Written problem: Separate out the lines that hold "cells".
--- begin Material supplied ---
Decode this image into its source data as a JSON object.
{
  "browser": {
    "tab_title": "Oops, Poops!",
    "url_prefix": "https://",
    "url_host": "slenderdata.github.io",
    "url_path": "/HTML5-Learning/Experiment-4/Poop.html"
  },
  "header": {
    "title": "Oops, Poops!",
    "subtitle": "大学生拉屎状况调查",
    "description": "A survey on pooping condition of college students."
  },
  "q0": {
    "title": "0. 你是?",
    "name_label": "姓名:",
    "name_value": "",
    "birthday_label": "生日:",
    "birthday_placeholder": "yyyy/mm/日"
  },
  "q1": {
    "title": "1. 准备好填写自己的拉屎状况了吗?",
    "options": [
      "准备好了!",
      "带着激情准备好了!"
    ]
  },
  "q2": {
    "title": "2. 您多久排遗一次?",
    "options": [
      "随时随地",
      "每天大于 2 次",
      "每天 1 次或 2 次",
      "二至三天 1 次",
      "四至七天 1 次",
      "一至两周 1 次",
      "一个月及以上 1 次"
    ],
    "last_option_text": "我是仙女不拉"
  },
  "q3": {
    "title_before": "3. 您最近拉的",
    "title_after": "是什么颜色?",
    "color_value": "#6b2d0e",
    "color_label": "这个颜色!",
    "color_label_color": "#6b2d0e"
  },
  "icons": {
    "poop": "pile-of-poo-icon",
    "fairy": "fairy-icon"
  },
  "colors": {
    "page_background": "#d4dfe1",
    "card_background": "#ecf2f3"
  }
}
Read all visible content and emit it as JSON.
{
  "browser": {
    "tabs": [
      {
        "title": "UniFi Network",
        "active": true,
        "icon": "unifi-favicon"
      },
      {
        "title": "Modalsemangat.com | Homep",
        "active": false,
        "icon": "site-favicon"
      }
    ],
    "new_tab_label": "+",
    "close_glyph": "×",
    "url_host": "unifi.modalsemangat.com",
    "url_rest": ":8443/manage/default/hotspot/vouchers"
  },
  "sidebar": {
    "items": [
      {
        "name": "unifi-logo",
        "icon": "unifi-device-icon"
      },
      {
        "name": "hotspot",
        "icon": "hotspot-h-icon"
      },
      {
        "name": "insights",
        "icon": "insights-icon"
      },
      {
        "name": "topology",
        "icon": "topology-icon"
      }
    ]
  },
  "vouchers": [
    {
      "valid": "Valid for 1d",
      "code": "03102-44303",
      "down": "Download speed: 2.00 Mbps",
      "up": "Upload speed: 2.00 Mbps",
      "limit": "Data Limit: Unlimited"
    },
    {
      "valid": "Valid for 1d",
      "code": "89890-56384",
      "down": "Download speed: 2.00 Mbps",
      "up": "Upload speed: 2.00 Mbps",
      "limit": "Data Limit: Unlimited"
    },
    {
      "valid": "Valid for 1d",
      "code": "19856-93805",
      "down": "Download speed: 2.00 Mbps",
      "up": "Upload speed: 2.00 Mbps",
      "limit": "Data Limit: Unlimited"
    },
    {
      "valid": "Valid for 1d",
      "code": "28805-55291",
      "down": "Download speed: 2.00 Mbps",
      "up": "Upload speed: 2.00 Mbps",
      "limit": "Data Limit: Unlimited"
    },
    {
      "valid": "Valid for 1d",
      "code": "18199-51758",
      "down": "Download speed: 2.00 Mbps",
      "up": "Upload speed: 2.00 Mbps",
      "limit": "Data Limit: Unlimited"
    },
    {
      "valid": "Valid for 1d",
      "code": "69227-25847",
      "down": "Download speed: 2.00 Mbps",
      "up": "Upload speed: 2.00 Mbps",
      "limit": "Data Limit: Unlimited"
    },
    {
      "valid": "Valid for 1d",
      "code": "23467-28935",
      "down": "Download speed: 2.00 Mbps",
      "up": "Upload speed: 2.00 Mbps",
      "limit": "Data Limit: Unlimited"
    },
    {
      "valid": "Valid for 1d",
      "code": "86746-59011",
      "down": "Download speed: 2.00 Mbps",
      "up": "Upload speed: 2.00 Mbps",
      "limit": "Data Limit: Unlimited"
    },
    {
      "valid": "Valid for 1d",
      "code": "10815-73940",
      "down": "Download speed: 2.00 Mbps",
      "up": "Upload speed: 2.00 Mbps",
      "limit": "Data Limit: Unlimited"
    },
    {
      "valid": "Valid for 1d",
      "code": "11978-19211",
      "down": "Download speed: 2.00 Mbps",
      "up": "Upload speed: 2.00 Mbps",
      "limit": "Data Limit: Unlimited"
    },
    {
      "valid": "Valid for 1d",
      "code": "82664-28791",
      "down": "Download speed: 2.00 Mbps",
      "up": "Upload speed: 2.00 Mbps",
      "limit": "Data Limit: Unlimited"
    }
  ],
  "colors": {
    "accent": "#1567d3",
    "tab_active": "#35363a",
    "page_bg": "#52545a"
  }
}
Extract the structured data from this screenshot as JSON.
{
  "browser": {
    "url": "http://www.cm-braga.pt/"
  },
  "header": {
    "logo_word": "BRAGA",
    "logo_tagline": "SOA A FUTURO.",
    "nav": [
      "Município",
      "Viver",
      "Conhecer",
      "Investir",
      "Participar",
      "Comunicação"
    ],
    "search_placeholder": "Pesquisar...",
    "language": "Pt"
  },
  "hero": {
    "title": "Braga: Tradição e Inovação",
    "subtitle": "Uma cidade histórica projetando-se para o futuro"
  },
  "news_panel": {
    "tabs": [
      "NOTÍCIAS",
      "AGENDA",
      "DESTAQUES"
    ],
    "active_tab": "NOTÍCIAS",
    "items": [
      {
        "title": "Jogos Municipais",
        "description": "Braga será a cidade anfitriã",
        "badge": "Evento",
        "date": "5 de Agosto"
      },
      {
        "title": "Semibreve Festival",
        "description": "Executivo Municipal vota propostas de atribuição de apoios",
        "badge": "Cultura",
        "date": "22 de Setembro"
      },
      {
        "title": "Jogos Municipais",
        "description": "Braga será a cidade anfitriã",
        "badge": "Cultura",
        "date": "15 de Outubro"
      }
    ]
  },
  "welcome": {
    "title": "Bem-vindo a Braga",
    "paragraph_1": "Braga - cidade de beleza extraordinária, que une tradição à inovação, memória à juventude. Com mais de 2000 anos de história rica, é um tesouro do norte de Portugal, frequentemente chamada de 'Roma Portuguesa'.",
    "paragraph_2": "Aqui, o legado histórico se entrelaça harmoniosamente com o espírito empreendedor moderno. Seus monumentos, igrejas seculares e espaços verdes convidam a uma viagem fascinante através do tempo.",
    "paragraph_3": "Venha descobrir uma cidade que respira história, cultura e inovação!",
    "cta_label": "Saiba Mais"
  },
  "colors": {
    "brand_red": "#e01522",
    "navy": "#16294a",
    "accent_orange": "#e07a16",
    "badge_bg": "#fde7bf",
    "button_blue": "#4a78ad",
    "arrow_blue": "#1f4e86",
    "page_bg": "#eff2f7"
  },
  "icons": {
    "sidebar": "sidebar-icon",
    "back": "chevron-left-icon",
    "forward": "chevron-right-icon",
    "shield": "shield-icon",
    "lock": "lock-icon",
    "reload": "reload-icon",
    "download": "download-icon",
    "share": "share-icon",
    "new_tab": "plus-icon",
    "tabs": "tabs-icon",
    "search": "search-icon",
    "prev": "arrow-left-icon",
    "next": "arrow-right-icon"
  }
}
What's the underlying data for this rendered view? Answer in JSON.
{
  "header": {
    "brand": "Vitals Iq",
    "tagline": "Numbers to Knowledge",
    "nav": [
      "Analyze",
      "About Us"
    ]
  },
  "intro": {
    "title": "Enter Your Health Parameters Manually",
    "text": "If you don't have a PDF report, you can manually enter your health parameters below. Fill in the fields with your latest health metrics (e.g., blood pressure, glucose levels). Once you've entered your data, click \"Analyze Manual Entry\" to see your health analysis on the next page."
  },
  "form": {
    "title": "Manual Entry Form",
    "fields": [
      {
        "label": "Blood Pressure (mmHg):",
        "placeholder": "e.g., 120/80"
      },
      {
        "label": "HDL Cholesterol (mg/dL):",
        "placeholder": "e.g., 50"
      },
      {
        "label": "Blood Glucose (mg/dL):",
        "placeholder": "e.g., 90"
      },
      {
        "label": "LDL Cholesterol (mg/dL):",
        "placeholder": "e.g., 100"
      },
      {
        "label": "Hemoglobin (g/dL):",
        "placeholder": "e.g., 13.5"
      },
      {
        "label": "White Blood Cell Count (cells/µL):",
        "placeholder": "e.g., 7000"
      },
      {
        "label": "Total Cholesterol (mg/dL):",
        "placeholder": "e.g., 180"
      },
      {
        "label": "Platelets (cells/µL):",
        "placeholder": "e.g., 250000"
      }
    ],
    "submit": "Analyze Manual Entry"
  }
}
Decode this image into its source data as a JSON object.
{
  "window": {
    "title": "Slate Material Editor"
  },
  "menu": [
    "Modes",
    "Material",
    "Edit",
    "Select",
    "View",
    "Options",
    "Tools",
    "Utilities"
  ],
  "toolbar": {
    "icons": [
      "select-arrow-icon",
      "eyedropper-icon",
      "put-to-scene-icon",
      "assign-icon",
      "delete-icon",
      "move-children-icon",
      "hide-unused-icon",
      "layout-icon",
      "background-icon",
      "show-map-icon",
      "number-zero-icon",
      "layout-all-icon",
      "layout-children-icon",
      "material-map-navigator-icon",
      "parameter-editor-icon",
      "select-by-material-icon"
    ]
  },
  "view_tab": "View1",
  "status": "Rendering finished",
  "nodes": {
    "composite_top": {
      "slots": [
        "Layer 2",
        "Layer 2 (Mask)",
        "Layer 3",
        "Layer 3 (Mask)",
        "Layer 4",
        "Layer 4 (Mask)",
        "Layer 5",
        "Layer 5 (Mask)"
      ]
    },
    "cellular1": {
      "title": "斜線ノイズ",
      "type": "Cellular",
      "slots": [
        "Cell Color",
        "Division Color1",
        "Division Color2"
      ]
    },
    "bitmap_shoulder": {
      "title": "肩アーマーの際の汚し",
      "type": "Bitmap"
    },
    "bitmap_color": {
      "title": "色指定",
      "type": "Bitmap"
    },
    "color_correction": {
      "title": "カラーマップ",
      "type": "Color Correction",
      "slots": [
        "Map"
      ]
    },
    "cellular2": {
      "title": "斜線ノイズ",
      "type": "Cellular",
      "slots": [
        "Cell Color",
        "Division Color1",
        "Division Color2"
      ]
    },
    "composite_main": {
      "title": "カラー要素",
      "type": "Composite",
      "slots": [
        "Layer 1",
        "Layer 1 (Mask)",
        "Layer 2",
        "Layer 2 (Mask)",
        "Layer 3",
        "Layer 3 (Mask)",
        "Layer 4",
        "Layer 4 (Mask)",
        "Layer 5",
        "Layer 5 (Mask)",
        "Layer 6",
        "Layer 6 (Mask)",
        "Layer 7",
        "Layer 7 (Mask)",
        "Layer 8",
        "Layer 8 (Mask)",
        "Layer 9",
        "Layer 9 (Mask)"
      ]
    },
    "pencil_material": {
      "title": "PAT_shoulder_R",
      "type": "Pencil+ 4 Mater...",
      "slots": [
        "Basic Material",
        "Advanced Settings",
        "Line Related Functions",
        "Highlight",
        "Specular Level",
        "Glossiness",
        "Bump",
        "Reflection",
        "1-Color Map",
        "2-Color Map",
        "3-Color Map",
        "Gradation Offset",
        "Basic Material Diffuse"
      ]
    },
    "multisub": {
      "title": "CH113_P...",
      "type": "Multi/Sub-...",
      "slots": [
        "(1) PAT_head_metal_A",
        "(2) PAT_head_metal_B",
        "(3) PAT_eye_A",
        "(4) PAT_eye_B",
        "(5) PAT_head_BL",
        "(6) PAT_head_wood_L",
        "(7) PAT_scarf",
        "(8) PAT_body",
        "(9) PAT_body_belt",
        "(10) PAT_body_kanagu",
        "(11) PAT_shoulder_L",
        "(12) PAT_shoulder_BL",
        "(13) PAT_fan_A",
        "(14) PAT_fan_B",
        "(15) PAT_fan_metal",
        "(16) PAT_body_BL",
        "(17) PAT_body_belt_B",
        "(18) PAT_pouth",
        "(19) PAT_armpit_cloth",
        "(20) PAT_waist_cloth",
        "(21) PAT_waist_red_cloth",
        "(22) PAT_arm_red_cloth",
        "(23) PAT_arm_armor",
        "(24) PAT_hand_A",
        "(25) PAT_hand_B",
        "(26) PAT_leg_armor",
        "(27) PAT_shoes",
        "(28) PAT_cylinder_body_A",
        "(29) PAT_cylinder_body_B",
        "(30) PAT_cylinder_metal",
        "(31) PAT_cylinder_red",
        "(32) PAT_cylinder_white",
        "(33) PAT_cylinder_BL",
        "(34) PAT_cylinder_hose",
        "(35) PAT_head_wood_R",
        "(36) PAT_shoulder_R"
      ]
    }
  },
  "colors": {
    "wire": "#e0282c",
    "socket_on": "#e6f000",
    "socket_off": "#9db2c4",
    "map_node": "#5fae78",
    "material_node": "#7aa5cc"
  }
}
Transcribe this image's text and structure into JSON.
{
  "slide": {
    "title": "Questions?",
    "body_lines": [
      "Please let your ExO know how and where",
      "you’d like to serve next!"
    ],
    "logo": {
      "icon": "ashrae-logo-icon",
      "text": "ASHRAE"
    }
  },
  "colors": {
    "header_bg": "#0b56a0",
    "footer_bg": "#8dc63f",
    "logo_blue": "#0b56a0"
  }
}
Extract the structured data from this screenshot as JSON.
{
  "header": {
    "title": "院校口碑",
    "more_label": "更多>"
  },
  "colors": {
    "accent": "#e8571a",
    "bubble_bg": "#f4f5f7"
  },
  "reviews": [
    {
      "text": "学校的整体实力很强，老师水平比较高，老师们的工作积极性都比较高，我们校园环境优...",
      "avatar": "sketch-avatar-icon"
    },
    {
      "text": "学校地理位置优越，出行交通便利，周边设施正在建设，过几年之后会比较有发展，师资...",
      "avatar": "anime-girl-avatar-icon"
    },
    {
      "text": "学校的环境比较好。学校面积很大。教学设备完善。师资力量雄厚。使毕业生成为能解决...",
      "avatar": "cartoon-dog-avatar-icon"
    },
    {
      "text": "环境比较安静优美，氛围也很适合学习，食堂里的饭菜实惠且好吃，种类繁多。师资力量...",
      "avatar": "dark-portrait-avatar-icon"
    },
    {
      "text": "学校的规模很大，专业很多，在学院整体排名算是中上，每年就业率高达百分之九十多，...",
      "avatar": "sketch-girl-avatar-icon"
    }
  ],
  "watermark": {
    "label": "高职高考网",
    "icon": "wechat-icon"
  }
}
--- end Material supplied ---
Response to the exercise:
        "label": "White Blood Cell Count (cells/µL):",
        "label": "Platelets (cells/µL):",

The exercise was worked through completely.